[Data records]
↓

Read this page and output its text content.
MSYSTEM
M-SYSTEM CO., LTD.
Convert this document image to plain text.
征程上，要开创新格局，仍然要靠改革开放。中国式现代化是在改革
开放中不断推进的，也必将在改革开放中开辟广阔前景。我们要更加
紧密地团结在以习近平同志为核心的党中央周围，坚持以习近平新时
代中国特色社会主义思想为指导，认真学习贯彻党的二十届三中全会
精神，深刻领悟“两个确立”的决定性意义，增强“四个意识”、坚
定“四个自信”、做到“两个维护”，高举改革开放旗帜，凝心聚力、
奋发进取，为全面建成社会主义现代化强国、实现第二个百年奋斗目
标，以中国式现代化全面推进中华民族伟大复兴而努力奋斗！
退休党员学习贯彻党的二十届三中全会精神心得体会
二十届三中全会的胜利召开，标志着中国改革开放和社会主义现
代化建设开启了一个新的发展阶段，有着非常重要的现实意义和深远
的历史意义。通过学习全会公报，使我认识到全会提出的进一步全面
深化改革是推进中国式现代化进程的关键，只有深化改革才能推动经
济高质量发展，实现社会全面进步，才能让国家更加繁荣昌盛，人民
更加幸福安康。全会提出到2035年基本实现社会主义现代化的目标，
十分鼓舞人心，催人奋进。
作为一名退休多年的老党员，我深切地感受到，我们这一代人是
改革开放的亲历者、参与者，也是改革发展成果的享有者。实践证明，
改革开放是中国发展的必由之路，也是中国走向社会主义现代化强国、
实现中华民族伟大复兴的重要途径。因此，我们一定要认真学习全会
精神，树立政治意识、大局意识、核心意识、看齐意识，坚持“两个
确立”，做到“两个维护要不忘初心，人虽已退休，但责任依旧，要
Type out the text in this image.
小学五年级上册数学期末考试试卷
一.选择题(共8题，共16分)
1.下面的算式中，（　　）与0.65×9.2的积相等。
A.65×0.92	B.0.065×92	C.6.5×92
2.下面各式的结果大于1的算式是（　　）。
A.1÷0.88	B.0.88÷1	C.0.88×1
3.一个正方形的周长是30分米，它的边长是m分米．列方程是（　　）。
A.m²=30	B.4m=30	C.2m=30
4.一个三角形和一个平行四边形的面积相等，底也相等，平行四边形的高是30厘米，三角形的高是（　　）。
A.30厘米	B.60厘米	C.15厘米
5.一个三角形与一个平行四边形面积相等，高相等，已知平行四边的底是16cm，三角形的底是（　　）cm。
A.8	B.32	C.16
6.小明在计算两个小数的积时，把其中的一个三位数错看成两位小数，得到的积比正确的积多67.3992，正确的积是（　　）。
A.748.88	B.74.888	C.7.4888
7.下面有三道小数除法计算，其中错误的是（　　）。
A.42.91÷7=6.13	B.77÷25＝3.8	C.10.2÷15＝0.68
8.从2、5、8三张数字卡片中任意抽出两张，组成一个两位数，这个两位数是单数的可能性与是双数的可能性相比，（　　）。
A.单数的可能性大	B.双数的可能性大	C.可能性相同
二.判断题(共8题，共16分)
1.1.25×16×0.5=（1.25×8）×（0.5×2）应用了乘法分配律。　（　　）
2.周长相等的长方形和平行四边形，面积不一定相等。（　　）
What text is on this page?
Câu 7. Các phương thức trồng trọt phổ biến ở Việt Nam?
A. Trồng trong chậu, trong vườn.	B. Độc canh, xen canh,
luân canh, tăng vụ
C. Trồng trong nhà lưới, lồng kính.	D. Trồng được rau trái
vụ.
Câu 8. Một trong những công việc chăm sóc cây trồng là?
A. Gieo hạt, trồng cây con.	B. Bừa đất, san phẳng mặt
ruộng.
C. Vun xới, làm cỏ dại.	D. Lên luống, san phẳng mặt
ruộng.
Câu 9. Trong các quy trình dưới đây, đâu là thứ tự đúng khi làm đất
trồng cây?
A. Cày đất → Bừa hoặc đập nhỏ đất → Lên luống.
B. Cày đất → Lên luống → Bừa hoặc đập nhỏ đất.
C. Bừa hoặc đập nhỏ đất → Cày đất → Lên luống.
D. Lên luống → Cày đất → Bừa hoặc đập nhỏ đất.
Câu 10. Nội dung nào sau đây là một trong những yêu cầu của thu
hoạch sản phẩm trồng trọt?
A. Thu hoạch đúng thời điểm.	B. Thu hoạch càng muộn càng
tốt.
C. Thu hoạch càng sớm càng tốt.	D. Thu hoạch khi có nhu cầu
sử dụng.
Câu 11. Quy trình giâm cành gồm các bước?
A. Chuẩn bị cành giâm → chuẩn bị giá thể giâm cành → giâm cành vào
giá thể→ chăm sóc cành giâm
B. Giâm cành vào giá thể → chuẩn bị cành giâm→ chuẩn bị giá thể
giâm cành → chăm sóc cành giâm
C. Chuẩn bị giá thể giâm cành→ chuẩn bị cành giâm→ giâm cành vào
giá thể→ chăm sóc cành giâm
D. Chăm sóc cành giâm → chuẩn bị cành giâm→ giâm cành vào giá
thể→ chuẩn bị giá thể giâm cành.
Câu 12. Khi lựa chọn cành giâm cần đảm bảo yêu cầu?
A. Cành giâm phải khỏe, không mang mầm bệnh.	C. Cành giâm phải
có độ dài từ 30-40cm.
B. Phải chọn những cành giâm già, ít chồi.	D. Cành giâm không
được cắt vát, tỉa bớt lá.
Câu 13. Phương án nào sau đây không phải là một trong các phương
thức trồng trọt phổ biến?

↑

• [Stated goal]: Every entry needs to be retyped exactly.

• [Solution for this exercise]:
Read this page and output its text content.
MSYSTEM
M-SYSTEM CO., LTD.
Convert this document image to plain text.
征程上，要开创新格局，仍然要靠改革开放。中国式现代化是在改革
开放中不断推进的，也必将在改革开放中开辟广阔前景。我们要更加
紧密地团结在以习近平同志为核心的党中央周围，坚持以习近平新时
代中国特色社会主义思想为指导，认真学习贯彻党的二十届三中全会
精神，深刻领悟“两个确立”的决定性意义，增强“四个意识”、坚
定“四个自信”、做到“两个维护”，高举改革开放旗帜，凝心聚力、
奋发进取，为全面建成社会主义现代化强国、实现第二个百年奋斗目
标，以中国式现代化全面推进中华民族伟大复兴而努力奋斗！
退休党员学习贯彻党的二十届三中全会精神心得体会
二十届三中全会的胜利召开，标志着中国改革开放和社会主义现
代化建设开启了一个新的发展阶段，有着非常重要的现实意义和深远
的历史意义。通过学习全会公报，使我认识到全会提出的进一步全面
深化改革是推进中国式现代化进程的关键，只有深化改革才能推动经
济高质量发展，实现社会全面进步，才能让国家更加繁荣昌盛，人民
更加幸福安康。全会提出到2035年基本实现社会主义现代化的目标，
十分鼓舞人心，催人奋进。
作为一名退休多年的老党员，我深切地感受到，我们这一代人是
改革开放的亲历者、参与者，也是改革发展成果的享有者。实践证明，
改革开放是中国发展的必由之路，也是中国走向社会主义现代化强国、
实现中华民族伟大复兴的重要途径。因此，我们一定要认真学习全会
精神，树立政治意识、大局意识、核心意识、看齐意识，坚持“两个
确立”，做到“两个维护要不忘初心，人虽已退休，但责任依旧，要
Type out the text in this image.
小学五年级上册数学期末考试试卷
一.选择题(共8题，共16分)
1.下面的算式中，（　　）与0.65×9.2的积相等。
A.65×0.92	B.0.065×92	C.6.5×92
2.下面各式的结果大于1的算式是（　　）。
A.1÷0.88	B.0.88÷1	C.0.88×1
3.一个正方形的周长是30分米，它的边长是m分米．列方程是（　　）。
A.m²=30	B.4m=30	C.2m=30
4.一个三角形和一个平行四边形的面积相等，底也相等，平行四边形的高是30厘米，三角形的高是（　　）。
A.30厘米	B.60厘米	C.15厘米
5.一个三角形与一个平行四边形面积相等，高相等，已知平行四边的底是16cm，三角形的底是（　　）cm。
A.8	B.32	C.16
6.小明在计算两个小数的积时，把其中的一个三位数错看成两位小数，得到的积比正确的积多67.3992，正确的积是（　　）。
A.748.88	B.74.888	C.7.4888
7.下面有三道小数除法计算，其中错误的是（　　）。
A.42.91÷7=6.13	B.77÷25＝3.8	C.10.2÷15＝0.68
8.从2、5、8三张数字卡片中任意抽出两张，组成一个两位数，这个两位数是单数的可能性与是双数的可能性相比，（　　）。
A.单数的可能性大	B.双数的可能性大	C.可能性相同
二.判断题(共8题，共16分)
1.1.25×16×0.5=（1.25×8）×（0.5×2）应用了乘法分配律。　（　　）
2.周长相等的长方形和平行四边形，面积不一定相等。（　　）
What text is on this page?
Câu 7. Các phương thức trồng trọt phổ biến ở Việt Nam?
A. Trồng trong chậu, trong vườn.	B. Độc canh, xen canh,
luân canh, tăng vụ
C. Trồng trong nhà lưới, lồng kính.	D. Trồng được rau trái
vụ.
Câu 8. Một trong những công việc chăm sóc cây trồng là?
A. Gieo hạt, trồng cây con.	B. Bừa đất, san phẳng mặt
ruộng.
C. Vun xới, làm cỏ dại.	D. Lên luống, san phẳng mặt
ruộng.
Câu 9. Trong các quy trình dưới đây, đâu là thứ tự đúng khi làm đất
trồng cây?
A. Cày đất → Bừa hoặc đập nhỏ đất → Lên luống.
B. Cày đất → Lên luống → Bừa hoặc đập nhỏ đất.
C. Bừa hoặc đập nhỏ đất → Cày đất → Lên luống.
D. Lên luống → Cày đất → Bừa hoặc đập nhỏ đất.
Câu 10. Nội dung nào sau đây là một trong những yêu cầu của thu
hoạch sản phẩm trồng trọt?
A. Thu hoạch đúng thời điểm.	B. Thu hoạch càng muộn càng
tốt.
C. Thu hoạch càng sớm càng tốt.	D. Thu hoạch khi có nhu cầu
sử dụng.
Câu 11. Quy trình giâm cành gồm các bước?
A. Chuẩn bị cành giâm → chuẩn bị giá thể giâm cành → giâm cành vào
giá thể→ chăm sóc cành giâm
B. Giâm cành vào giá thể → chuẩn bị cành giâm→ chuẩn bị giá thể
giâm cành → chăm sóc cành giâm
C. Chuẩn bị giá thể giâm cành→ chuẩn bị cành giâm→ giâm cành vào
giá thể→ chăm sóc cành giâm
D. Chăm sóc cành giâm → chuẩn bị cành giâm→ giâm cành vào giá
thể→ chuẩn bị giá thể giâm cành.
Câu 12. Khi lựa chọn cành giâm cần đảm bảo yêu cầu?
A. Cành giâm phải khỏe, không mang mầm bệnh.	C. Cành giâm phải
có độ dài từ 30-40cm.
B. Phải chọn những cành giâm già, ít chồi.	D. Cành giâm không
được cắt vát, tỉa bớt lá.
Câu 13. Phương án nào sau đây không phải là một trong các phương
thức trồng trọt phổ biến?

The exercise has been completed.